● **ЗАДАНИЕ**
Воспроизведите дословно часть текста о походе Лжедмитрия I на Москву между словами «Взойдя на престол» и «лишь атаман Корела.» включительно.

● **ФРАГМЕНТ ТЕКСТА**
Соединённое войско двинулось на Москву. Это было поистине триумфальное шествие. Массы народа стекались приветствовать «истинного государя». Из-под Тулы самозванец отправил двух гонцов с призывом к москвичам свергнуть царя Фёдора Борисовича и его мать царицу Марию. Донские казаки из отряда Андрея Корелы доставили посланцев Лжедмитрия I в Красное село, где они привлекли на свою сторону местных «мужиков». В сопровождении казаков и большой толпы крестьян посланцы въехали в Москву и на Красной площади при большом скоплении народа прочли грамоту самозванца. Это послужило началом к восстанию, в ходе которого Фёдор Годунов, его мать и сестра – царевна Ксения были схвачены и посажены в тюрьму, а москвичи принесли присягу новому царю. Об этом самозванец узнал в Туле от присланных из Москвы двух князей-делегатов. И вот что примечательно: они не были допущены к его «высокой руке» до тех пор, пока Лжедмитрий не принял донцов под предводительством атамана Смаги Чертенского.

Взойдя на престол в июне 1605-го, «царь Дмитрий» щедро наградил всех казаков, принявших участие в походе на Москву, и распустил их по домам. Лишь небольшая группа донцов была оставлена при нём, будучи включена в состав личной охраны царя. Но и они постепенно были заменены иностранцами. Весной 1606 года, перед гибелью Лжедмитрия I, в его окружении из казаков оставался лишь атаман Корела.

«Царь Дмитрий Иванович»

(июль – октябрь 1606)

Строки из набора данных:

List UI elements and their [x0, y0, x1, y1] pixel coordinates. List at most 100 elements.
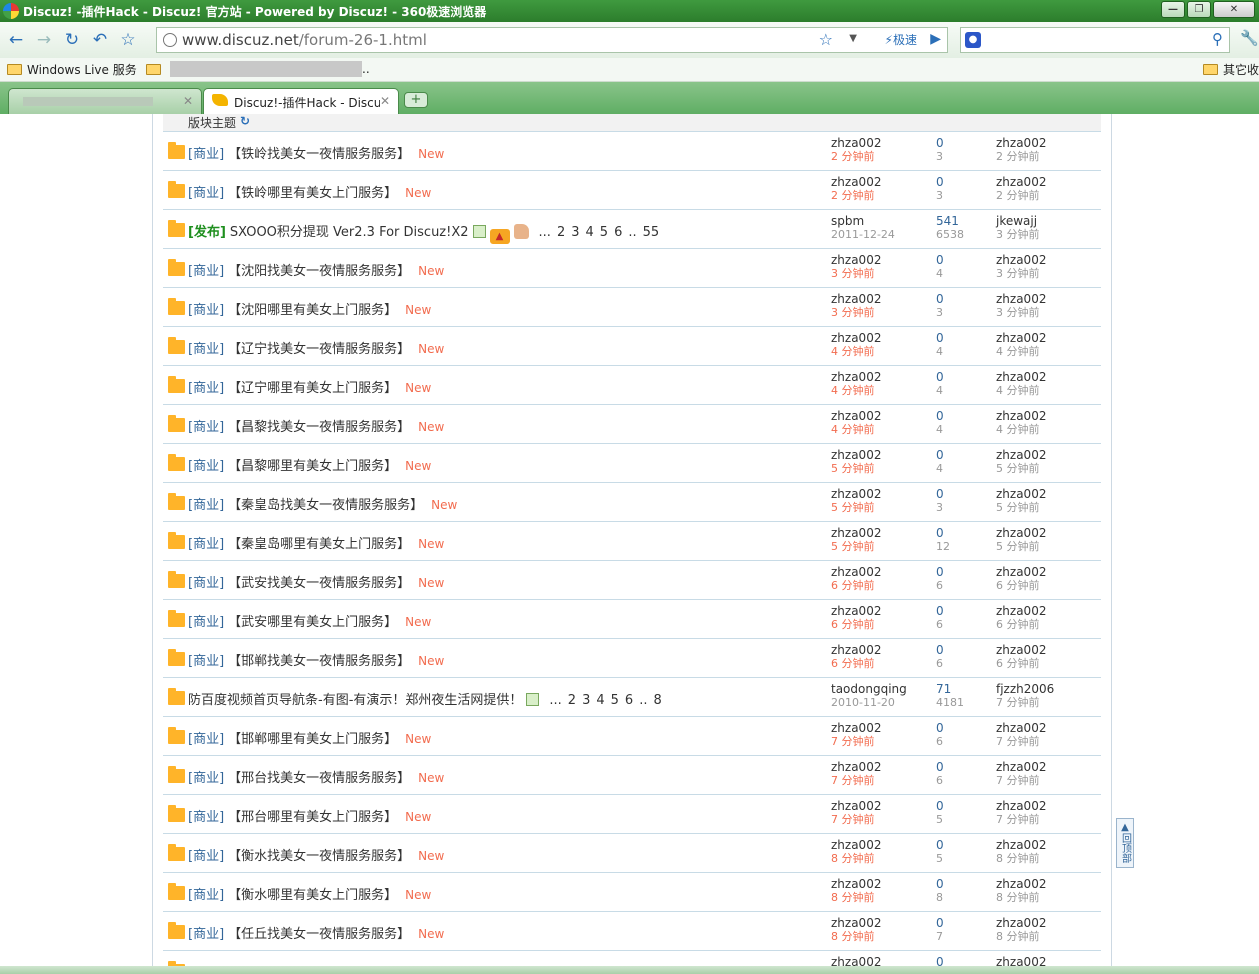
- new-tab-button[interactable]: +: [404, 92, 428, 108]
- reply-count[interactable]: 0: [936, 721, 986, 735]
- thread-category-link[interactable]: [商业]: [188, 186, 224, 201]
- author-link[interactable]: zhza002: [831, 916, 921, 930]
- thread-category-link[interactable]: [商业]: [188, 381, 224, 396]
- thread-title-link[interactable]: 【铁岭找美女一夜情服务服务】: [228, 147, 410, 162]
- last-post-time[interactable]: 8 分钟前: [996, 891, 1096, 904]
- tab-inactive[interactable]: ✕: [8, 88, 202, 114]
- reply-count[interactable]: 0: [936, 409, 986, 423]
- reply-count[interactable]: 0: [936, 292, 986, 306]
- bookmark-other[interactable]: 其它收: [1203, 61, 1259, 78]
- last-post-time[interactable]: 3 分钟前: [996, 228, 1096, 241]
- page-link[interactable]: ...: [549, 693, 561, 708]
- search-box[interactable]: ● ⚲: [960, 27, 1230, 53]
- last-poster-link[interactable]: zhza002: [996, 487, 1096, 501]
- thread-category-link[interactable]: [商业]: [188, 615, 224, 630]
- reply-count[interactable]: 0: [936, 370, 986, 384]
- last-poster-link[interactable]: zhza002: [996, 799, 1096, 813]
- thread-title-link[interactable]: 【武安哪里有美女上门服务】: [228, 615, 397, 630]
- author-link[interactable]: zhza002: [831, 799, 921, 813]
- thread-title-link[interactable]: 【邯郸找美女一夜情服务服务】: [228, 654, 410, 669]
- thread-title-link[interactable]: 【秦皇岛找美女一夜情服务服务】: [228, 498, 423, 513]
- author-link[interactable]: zhza002: [831, 877, 921, 891]
- last-poster-link[interactable]: zhza002: [996, 760, 1096, 774]
- thread-title-link[interactable]: 【衡水找美女一夜情服务服务】: [228, 849, 410, 864]
- page-link[interactable]: 8: [653, 693, 661, 708]
- thread-title-link[interactable]: 【邢台找美女一夜情服务服务】: [228, 771, 410, 786]
- thread-category-link[interactable]: [商业]: [188, 342, 224, 357]
- last-poster-link[interactable]: zhza002: [996, 136, 1096, 150]
- last-post-time[interactable]: 6 分钟前: [996, 579, 1096, 592]
- tab-active[interactable]: Discuz!-插件Hack - Discuz! ✕: [203, 88, 399, 114]
- minimize-button[interactable]: —: [1161, 1, 1185, 18]
- refresh-icon[interactable]: ↻: [240, 114, 250, 128]
- author-link[interactable]: zhza002: [831, 838, 921, 852]
- undo-icon[interactable]: ↶: [88, 28, 112, 52]
- last-poster-link[interactable]: zhza002: [996, 955, 1096, 966]
- last-post-time[interactable]: 7 分钟前: [996, 813, 1096, 826]
- last-post-time[interactable]: 3 分钟前: [996, 306, 1096, 319]
- thread-category-link[interactable]: [商业]: [188, 576, 224, 591]
- last-post-time[interactable]: 2 分钟前: [996, 150, 1096, 163]
- address-bar[interactable]: www.discuz.net/forum-26-1.html ☆ ▼ ⚡极速 ▶: [156, 27, 948, 53]
- page-link[interactable]: 5: [611, 693, 619, 708]
- thread-title-link[interactable]: 【任丘找美女一夜情服务服务】: [228, 927, 410, 942]
- page-link[interactable]: 4: [586, 225, 594, 240]
- thread-title-link[interactable]: 【沈阳哪里有美女上门服务】: [228, 303, 397, 318]
- thread-title-link[interactable]: SXOOO积分提现 Ver2.3 For Discuz!X2: [230, 225, 469, 240]
- author-link[interactable]: zhza002: [831, 604, 921, 618]
- thread-title-link[interactable]: 【沈阳找美女一夜情服务服务】: [228, 264, 410, 279]
- page-link[interactable]: 3: [571, 225, 579, 240]
- bookmark-blurred[interactable]: ..: [146, 61, 370, 77]
- reply-count[interactable]: 0: [936, 448, 986, 462]
- author-link[interactable]: zhza002: [831, 292, 921, 306]
- last-poster-link[interactable]: zhza002: [996, 253, 1096, 267]
- author-link[interactable]: zhza002: [831, 487, 921, 501]
- last-poster-link[interactable]: zhza002: [996, 643, 1096, 657]
- author-link[interactable]: zhza002: [831, 370, 921, 384]
- last-post-time[interactable]: 8 分钟前: [996, 930, 1096, 943]
- thread-category-link[interactable]: [发布]: [188, 225, 226, 240]
- thread-category-link[interactable]: [商业]: [188, 498, 224, 513]
- search-engine-icon[interactable]: ●: [965, 32, 981, 48]
- page-link[interactable]: 4: [596, 693, 604, 708]
- author-link[interactable]: spbm: [831, 214, 921, 228]
- forward-icon[interactable]: →: [32, 28, 56, 52]
- thread-title-link[interactable]: 【衡水哪里有美女上门服务】: [228, 888, 397, 903]
- last-post-time[interactable]: 5 分钟前: [996, 501, 1096, 514]
- bookmark-star-icon[interactable]: ☆: [819, 30, 833, 49]
- last-post-time[interactable]: 6 分钟前: [996, 618, 1096, 631]
- thread-category-link[interactable]: [商业]: [188, 420, 224, 435]
- last-poster-link[interactable]: zhza002: [996, 526, 1096, 540]
- last-poster-link[interactable]: zhza002: [996, 292, 1096, 306]
- last-post-time[interactable]: 5 分钟前: [996, 540, 1096, 553]
- reply-count[interactable]: 0: [936, 838, 986, 852]
- last-post-time[interactable]: 2 分钟前: [996, 189, 1096, 202]
- search-icon[interactable]: ⚲: [1212, 30, 1223, 48]
- reply-count[interactable]: 0: [936, 877, 986, 891]
- back-icon[interactable]: ←: [4, 28, 28, 52]
- author-link[interactable]: zhza002: [831, 643, 921, 657]
- thread-category-link[interactable]: [商业]: [188, 537, 224, 552]
- thread-category-link[interactable]: [商业]: [188, 888, 224, 903]
- last-poster-link[interactable]: zhza002: [996, 175, 1096, 189]
- last-post-time[interactable]: 6 分钟前: [996, 657, 1096, 670]
- thread-category-link[interactable]: [商业]: [188, 849, 224, 864]
- page-link[interactable]: 3: [582, 693, 590, 708]
- thread-category-link[interactable]: [商业]: [188, 654, 224, 669]
- thread-category-link[interactable]: [商业]: [188, 732, 224, 747]
- last-post-time[interactable]: 5 分钟前: [996, 462, 1096, 475]
- thread-category-link[interactable]: [商业]: [188, 264, 224, 279]
- last-post-time[interactable]: 4 分钟前: [996, 423, 1096, 436]
- last-poster-link[interactable]: zhza002: [996, 838, 1096, 852]
- last-post-time[interactable]: 4 分钟前: [996, 384, 1096, 397]
- last-post-time[interactable]: 3 分钟前: [996, 267, 1096, 280]
- reply-count[interactable]: 0: [936, 955, 986, 966]
- last-poster-link[interactable]: fjzzh2006: [996, 682, 1096, 696]
- last-post-time[interactable]: 7 分钟前: [996, 774, 1096, 787]
- page-link[interactable]: ..: [639, 693, 647, 708]
- author-link[interactable]: zhza002: [831, 526, 921, 540]
- author-link[interactable]: zhza002: [831, 175, 921, 189]
- page-link[interactable]: 6: [614, 225, 622, 240]
- page-link[interactable]: 55: [643, 225, 660, 240]
- reply-count[interactable]: 0: [936, 136, 986, 150]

● **ОТВЕТ К ЗАДАНИЮ**
Взойдя на престол в июне 1605-го, «царь Дмитрий» щедро наградил всех казаков, принявших участие в походе на Москву, и распустил их по домам. Лишь небольшая группа донцов была оставлена при нём, будучи включена в состав личной охраны царя. Но и они постепенно были заменены иностранцами. Весной 1606 года, перед гибелью Лжедмитрия I, в его окружении из казаков оставался лишь атаман Корела.